*EXERCISE A*
Using the email below, decide whether each statement agrees with it: (i) the message was addressed to Richard Tobin; (ii) the writer says John Cowan has mostly already explained things; (iii) the writer says there is a lot to add. For each, answer yes or no and quote the deciding words of the email.

*EXCERPT TO READ*

★ ★ ★ ★

RE: Fwd: Re: HRRIs, IRIs, etc from Martin Duerst on 2007-06-27 (www-xml-linking-comments@w3.org from April to June 2007)

From: Martin Duerst <duerst@it.aoyama.ac.jp>
Date: Wed, 27 Jun 2007 19:38:22 +0900
To: Richard Tobin <richard@inf.ed.ac.uk>, "Grosso, Paul" <pgrosso@ptc.com>
Cc: <public-iri@w3.org>, "Richard Ishida" <ishida@w3.org>, "Felix Sasaki" <fsasaki@w3.org>, <www-xml-linking-comments@w3.org>, <public-xml-core-wg@w3.org>, public-i18n-core@w3.org
Message-Id: <6.0.0.20.2.20070627193357.08f40e40@localhost>

Hello Richard,

Very good catch, thanks. John Cowan has mostly already explained
things, I don't have much to add.

★ ★ ★ ★

*INPUT MATERIAL*
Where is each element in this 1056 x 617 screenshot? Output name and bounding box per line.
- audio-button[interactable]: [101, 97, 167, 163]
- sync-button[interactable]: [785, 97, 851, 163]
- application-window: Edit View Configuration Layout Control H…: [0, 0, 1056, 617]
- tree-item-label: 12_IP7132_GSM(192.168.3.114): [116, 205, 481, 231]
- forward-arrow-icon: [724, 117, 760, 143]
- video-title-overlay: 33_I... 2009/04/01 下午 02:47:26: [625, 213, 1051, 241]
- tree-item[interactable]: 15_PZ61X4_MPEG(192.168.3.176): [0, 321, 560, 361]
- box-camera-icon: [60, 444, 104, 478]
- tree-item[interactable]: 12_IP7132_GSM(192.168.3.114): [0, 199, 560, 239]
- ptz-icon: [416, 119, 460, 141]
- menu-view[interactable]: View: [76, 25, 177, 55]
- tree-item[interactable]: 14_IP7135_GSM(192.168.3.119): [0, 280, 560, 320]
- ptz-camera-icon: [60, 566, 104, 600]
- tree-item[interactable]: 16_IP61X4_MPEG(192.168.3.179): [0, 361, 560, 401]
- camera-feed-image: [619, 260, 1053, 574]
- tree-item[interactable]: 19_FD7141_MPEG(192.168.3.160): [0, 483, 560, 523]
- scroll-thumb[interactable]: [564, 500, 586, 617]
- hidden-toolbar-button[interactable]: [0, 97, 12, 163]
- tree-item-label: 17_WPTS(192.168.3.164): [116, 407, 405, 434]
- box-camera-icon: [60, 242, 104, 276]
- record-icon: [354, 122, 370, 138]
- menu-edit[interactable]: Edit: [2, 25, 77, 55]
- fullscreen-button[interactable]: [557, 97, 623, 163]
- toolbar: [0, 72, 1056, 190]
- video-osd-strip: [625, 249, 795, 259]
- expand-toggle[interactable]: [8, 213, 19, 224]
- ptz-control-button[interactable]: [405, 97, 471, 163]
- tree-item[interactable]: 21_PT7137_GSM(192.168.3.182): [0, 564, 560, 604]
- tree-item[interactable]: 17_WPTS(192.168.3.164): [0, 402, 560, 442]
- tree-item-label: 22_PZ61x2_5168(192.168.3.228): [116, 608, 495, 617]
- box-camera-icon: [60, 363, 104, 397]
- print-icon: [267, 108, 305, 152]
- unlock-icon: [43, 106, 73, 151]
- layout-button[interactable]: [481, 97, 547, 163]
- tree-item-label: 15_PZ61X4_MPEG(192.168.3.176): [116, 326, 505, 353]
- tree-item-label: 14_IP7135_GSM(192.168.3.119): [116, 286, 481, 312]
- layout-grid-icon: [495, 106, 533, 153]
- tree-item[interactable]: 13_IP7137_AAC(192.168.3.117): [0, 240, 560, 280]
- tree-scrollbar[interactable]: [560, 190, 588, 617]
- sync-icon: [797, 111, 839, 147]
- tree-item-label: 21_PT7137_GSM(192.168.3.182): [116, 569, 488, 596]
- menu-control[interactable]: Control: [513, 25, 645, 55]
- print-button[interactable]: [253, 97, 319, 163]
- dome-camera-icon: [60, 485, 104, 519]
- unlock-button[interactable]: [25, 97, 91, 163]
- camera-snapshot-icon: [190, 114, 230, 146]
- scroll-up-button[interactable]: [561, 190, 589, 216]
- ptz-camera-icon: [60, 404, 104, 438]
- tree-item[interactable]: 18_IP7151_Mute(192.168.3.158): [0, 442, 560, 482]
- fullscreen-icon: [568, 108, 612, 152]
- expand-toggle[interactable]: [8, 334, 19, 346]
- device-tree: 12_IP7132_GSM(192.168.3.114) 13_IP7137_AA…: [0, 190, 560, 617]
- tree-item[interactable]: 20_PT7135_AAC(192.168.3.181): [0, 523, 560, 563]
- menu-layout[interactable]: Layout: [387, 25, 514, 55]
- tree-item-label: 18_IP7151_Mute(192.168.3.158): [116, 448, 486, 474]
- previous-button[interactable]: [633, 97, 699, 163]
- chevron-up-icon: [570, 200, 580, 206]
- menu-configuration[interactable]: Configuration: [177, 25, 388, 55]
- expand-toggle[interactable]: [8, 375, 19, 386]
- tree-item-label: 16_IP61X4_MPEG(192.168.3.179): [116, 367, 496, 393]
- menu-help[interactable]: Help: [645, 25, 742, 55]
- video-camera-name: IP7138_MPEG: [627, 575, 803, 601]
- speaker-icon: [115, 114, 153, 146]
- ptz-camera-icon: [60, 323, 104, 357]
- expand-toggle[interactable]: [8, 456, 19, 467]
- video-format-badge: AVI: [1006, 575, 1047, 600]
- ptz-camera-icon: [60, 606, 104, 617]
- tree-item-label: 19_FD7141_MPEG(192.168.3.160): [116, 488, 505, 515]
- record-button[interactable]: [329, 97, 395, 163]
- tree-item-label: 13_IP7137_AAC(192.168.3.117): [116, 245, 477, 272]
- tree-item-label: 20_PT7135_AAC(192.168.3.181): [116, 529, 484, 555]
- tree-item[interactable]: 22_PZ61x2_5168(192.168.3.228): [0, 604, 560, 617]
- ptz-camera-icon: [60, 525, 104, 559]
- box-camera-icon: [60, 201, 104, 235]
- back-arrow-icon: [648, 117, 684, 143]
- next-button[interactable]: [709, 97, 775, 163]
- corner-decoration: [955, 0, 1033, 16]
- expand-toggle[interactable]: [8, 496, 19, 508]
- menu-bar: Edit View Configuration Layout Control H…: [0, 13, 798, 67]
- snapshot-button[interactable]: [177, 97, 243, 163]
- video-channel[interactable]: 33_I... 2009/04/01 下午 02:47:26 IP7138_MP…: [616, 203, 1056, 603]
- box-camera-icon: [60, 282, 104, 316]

★ ★ ★ ★

*EXERCISE B*
Reproduce word for word the part of the records that begins with their first line and ends with the line containing "- ptz-camera-icon: [60, 566, 104, 600]", including both of those lines.

*WORKED SOLUTION A*
(i) Yes: "To: Richard Tobin <richard@inf.ed.ac.uk>"
(ii) Yes: "John Cowan has mostly already explained"
(iii) No: "I don't have much to add."

*WORKED SOLUTION B*
Where is each element in this 1056 x 617 screenshot? Output name and bounding box per line.
- audio-button[interactable]: [101, 97, 167, 163]
- sync-button[interactable]: [785, 97, 851, 163]
- application-window: Edit View Configuration Layout Control H…: [0, 0, 1056, 617]
- tree-item-label: 12_IP7132_GSM(192.168.3.114): [116, 205, 481, 231]
- forward-arrow-icon: [724, 117, 760, 143]
- video-title-overlay: 33_I... 2009/04/01 下午 02:47:26: [625, 213, 1051, 241]
- tree-item[interactable]: 15_PZ61X4_MPEG(192.168.3.176): [0, 321, 560, 361]
- box-camera-icon: [60, 444, 104, 478]
- tree-item[interactable]: 12_IP7132_GSM(192.168.3.114): [0, 199, 560, 239]
- ptz-icon: [416, 119, 460, 141]
- menu-view[interactable]: View: [76, 25, 177, 55]
- tree-item[interactable]: 14_IP7135_GSM(192.168.3.119): [0, 280, 560, 320]
- ptz-camera-icon: [60, 566, 104, 600]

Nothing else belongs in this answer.